● RECORDS PROVIDED:
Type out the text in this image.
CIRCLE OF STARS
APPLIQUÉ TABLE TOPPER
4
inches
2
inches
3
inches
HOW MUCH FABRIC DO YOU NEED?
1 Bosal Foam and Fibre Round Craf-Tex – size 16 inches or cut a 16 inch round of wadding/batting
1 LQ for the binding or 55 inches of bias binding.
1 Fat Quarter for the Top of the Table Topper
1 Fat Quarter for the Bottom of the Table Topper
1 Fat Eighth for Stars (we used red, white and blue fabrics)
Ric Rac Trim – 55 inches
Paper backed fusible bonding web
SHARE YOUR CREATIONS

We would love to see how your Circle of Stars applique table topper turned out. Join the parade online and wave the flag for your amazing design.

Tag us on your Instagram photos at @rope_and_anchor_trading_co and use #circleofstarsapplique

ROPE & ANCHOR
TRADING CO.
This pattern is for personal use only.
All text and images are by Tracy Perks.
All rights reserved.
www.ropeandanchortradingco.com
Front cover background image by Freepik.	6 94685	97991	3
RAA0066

● WRITTEN TASK: Write the material out again in its entirety, exactly as shown.

● RESULT BELOW:
Type out the text in this image.
CIRCLE OF STARS
APPLIQUÉ TABLE TOPPER
4
inches
2
inches
3
inches
HOW MUCH FABRIC DO YOU NEED?
1 Bosal Foam and Fibre Round Craf-Tex – size 16 inches or cut a 16 inch round of wadding/batting
1 LQ for the binding or 55 inches of bias binding.
1 Fat Quarter for the Top of the Table Topper
1 Fat Quarter for the Bottom of the Table Topper
1 Fat Eighth for Stars (we used red, white and blue fabrics)
Ric Rac Trim – 55 inches
Paper backed fusible bonding web
SHARE YOUR CREATIONS

We would love to see how your Circle of Stars applique table topper turned out. Join the parade online and wave the flag for your amazing design.

Tag us on your Instagram photos at @rope_and_anchor_trading_co and use #circleofstarsapplique

ROPE & ANCHOR
TRADING CO.
This pattern is for personal use only.
All text and images are by Tracy Perks.
All rights reserved.
www.ropeandanchortradingco.com
Front cover background image by Freepik.	6 94685	97991	3
RAA0066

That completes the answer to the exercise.